++++ Material for this task ++++

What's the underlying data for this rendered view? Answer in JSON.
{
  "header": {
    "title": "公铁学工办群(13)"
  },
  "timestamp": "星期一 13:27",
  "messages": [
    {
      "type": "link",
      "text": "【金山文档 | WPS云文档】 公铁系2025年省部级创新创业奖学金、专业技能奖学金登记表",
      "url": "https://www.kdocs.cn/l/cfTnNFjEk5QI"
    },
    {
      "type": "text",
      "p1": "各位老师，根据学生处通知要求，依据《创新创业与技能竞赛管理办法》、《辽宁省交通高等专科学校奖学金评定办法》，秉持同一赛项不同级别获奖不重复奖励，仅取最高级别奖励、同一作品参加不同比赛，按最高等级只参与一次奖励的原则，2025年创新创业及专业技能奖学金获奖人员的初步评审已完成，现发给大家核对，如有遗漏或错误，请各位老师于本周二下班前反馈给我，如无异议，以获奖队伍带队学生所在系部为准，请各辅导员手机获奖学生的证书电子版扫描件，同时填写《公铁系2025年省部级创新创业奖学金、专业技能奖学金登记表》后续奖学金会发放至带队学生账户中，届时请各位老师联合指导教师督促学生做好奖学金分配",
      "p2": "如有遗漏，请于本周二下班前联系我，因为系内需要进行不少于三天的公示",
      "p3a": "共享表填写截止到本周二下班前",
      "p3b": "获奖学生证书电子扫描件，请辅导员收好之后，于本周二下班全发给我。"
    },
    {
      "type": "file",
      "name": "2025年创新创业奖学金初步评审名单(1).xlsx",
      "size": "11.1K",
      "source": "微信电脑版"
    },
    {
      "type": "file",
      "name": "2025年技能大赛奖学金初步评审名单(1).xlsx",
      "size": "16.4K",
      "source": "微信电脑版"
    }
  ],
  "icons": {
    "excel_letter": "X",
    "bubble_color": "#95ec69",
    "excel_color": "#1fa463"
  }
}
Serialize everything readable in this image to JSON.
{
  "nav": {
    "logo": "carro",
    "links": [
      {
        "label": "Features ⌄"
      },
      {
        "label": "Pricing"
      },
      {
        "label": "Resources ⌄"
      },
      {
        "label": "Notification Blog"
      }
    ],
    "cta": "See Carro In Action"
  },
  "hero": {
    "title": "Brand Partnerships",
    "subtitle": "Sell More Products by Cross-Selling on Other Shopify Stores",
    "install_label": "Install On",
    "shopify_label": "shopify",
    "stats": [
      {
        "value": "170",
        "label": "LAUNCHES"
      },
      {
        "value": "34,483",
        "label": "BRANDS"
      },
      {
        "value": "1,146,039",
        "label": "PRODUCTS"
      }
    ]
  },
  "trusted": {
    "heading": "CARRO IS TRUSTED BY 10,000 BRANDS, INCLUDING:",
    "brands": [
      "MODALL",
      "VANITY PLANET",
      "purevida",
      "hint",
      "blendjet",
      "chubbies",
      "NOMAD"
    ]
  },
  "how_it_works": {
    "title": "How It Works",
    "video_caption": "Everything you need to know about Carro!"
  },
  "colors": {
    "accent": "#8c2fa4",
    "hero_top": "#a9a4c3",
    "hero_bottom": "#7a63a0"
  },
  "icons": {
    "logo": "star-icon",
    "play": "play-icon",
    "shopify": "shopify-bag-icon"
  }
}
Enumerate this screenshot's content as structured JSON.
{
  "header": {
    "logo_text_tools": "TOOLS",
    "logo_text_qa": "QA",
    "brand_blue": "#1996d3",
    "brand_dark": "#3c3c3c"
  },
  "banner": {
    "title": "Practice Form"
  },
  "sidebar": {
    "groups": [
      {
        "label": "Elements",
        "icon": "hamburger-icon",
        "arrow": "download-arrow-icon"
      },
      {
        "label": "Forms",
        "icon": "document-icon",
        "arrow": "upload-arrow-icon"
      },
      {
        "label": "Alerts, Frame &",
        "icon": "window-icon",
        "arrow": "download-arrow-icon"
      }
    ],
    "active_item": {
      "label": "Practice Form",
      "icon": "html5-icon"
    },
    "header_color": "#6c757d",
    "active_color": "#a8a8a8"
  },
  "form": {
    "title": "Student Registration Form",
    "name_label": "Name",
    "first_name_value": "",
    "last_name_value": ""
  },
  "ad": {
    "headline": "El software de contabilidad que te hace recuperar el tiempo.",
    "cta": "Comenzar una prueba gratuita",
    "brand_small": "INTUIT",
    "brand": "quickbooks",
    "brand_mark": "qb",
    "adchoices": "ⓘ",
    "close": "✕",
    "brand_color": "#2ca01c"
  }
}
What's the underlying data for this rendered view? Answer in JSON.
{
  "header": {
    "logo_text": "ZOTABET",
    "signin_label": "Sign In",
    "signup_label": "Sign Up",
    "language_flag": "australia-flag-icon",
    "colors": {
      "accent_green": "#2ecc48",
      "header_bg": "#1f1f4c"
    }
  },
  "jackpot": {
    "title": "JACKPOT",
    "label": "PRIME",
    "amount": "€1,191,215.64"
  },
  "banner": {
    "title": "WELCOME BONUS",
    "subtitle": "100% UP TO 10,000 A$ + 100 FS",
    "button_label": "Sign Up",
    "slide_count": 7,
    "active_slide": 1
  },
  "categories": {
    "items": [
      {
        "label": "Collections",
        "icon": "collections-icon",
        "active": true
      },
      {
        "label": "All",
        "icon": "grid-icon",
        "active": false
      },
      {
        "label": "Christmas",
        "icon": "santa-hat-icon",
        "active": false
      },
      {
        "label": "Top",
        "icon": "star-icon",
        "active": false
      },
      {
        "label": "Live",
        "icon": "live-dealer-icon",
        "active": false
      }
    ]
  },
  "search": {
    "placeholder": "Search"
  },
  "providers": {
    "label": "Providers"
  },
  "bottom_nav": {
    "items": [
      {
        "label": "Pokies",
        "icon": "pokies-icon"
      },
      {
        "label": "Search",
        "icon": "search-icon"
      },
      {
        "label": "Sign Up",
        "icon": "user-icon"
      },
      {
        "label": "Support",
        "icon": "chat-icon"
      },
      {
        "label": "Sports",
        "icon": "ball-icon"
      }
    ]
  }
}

++++

» **Task goal**
Copy out all of the data exactly, leaving nothing out.

» **Answer for the task**
What's the underlying data for this rendered view? Answer in JSON.
{
  "header": {
    "title": "公铁学工办群(13)"
  },
  "timestamp": "星期一 13:27",
  "messages": [
    {
      "type": "link",
      "text": "【金山文档 | WPS云文档】 公铁系2025年省部级创新创业奖学金、专业技能奖学金登记表",
      "url": "https://www.kdocs.cn/l/cfTnNFjEk5QI"
    },
    {
      "type": "text",
      "p1": "各位老师，根据学生处通知要求，依据《创新创业与技能竞赛管理办法》、《辽宁省交通高等专科学校奖学金评定办法》，秉持同一赛项不同级别获奖不重复奖励，仅取最高级别奖励、同一作品参加不同比赛，按最高等级只参与一次奖励的原则，2025年创新创业及专业技能奖学金获奖人员的初步评审已完成，现发给大家核对，如有遗漏或错误，请各位老师于本周二下班前反馈给我，如无异议，以获奖队伍带队学生所在系部为准，请各辅导员手机获奖学生的证书电子版扫描件，同时填写《公铁系2025年省部级创新创业奖学金、专业技能奖学金登记表》后续奖学金会发放至带队学生账户中，届时请各位老师联合指导教师督促学生做好奖学金分配",
      "p2": "如有遗漏，请于本周二下班前联系我，因为系内需要进行不少于三天的公示",
      "p3a": "共享表填写截止到本周二下班前",
      "p3b": "获奖学生证书电子扫描件，请辅导员收好之后，于本周二下班全发给我。"
    },
    {
      "type": "file",
      "name": "2025年创新创业奖学金初步评审名单(1).xlsx",
      "size": "11.1K",
      "source": "微信电脑版"
    },
    {
      "type": "file",
      "name": "2025年技能大赛奖学金初步评审名单(1).xlsx",
      "size": "16.4K",
      "source": "微信电脑版"
    }
  ],
  "icons": {
    "excel_letter": "X",
    "bubble_color": "#95ec69",
    "excel_color": "#1fa463"
  }
}
Serialize everything readable in this image to JSON.
{
  "nav": {
    "logo": "carro",
    "links": [
      {
        "label": "Features ⌄"
      },
      {
        "label": "Pricing"
      },
      {
        "label": "Resources ⌄"
      },
      {
        "label": "Notification Blog"
      }
    ],
    "cta": "See Carro In Action"
  },
  "hero": {
    "title": "Brand Partnerships",
    "subtitle": "Sell More Products by Cross-Selling on Other Shopify Stores",
    "install_label": "Install On",
    "shopify_label": "shopify",
    "stats": [
      {
        "value": "170",
        "label": "LAUNCHES"
      },
      {
        "value": "34,483",
        "label": "BRANDS"
      },
      {
        "value": "1,146,039",
        "label": "PRODUCTS"
      }
    ]
  },
  "trusted": {
    "heading": "CARRO IS TRUSTED BY 10,000 BRANDS, INCLUDING:",
    "brands": [
      "MODALL",
      "VANITY PLANET",
      "purevida",
      "hint",
      "blendjet",
      "chubbies",
      "NOMAD"
    ]
  },
  "how_it_works": {
    "title": "How It Works",
    "video_caption": "Everything you need to know about Carro!"
  },
  "colors": {
    "accent": "#8c2fa4",
    "hero_top": "#a9a4c3",
    "hero_bottom": "#7a63a0"
  },
  "icons": {
    "logo": "star-icon",
    "play": "play-icon",
    "shopify": "shopify-bag-icon"
  }
}
Enumerate this screenshot's content as structured JSON.
{
  "header": {
    "logo_text_tools": "TOOLS",
    "logo_text_qa": "QA",
    "brand_blue": "#1996d3",
    "brand_dark": "#3c3c3c"
  },
  "banner": {
    "title": "Practice Form"
  },
  "sidebar": {
    "groups": [
      {
        "label": "Elements",
        "icon": "hamburger-icon",
        "arrow": "download-arrow-icon"
      },
      {
        "label": "Forms",
        "icon": "document-icon",
        "arrow": "upload-arrow-icon"
      },
      {
        "label": "Alerts, Frame &",
        "icon": "window-icon",
        "arrow": "download-arrow-icon"
      }
    ],
    "active_item": {
      "label": "Practice Form",
      "icon": "html5-icon"
    },
    "header_color": "#6c757d",
    "active_color": "#a8a8a8"
  },
  "form": {
    "title": "Student Registration Form",
    "name_label": "Name",
    "first_name_value": "",
    "last_name_value": ""
  },
  "ad": {
    "headline": "El software de contabilidad que te hace recuperar el tiempo.",
    "cta": "Comenzar una prueba gratuita",
    "brand_small": "INTUIT",
    "brand": "quickbooks",
    "brand_mark": "qb",
    "adchoices": "ⓘ",
    "close": "✕",
    "brand_color": "#2ca01c"
  }
}
What's the underlying data for this rendered view? Answer in JSON.
{
  "header": {
    "logo_text": "ZOTABET",
    "signin_label": "Sign In",
    "signup_label": "Sign Up",
    "language_flag": "australia-flag-icon",
    "colors": {
      "accent_green": "#2ecc48",
      "header_bg": "#1f1f4c"
    }
  },
  "jackpot": {
    "title": "JACKPOT",
    "label": "PRIME",
    "amount": "€1,191,215.64"
  },
  "banner": {
    "title": "WELCOME BONUS",
    "subtitle": "100% UP TO 10,000 A$ + 100 FS",
    "button_label": "Sign Up",
    "slide_count": 7,
    "active_slide": 1
  },
  "categories": {
    "items": [
      {
        "label": "Collections",
        "icon": "collections-icon",
        "active": true
      },
      {
        "label": "All",
        "icon": "grid-icon",
        "active": false
      },
      {
        "label": "Christmas",
        "icon": "santa-hat-icon",
        "active": false
      },
      {
        "label": "Top",
        "icon": "star-icon",
        "active": false
      },
      {
        "label": "Live",
        "icon": "live-dealer-icon",
        "active": false
      }
    ]
  },
  "search": {
    "placeholder": "Search"
  },
  "providers": {
    "label": "Providers"
  },
  "bottom_nav": {
    "items": [
      {
        "label": "Pokies",
        "icon": "pokies-icon"
      },
      {
        "label": "Search",
        "icon": "search-icon"
      },
      {
        "label": "Sign Up",
        "icon": "user-icon"
      },
      {
        "label": "Support",
        "icon": "chat-icon"
      },
      {
        "label": "Sports",
        "icon": "ball-icon"
      }
    ]
  }
}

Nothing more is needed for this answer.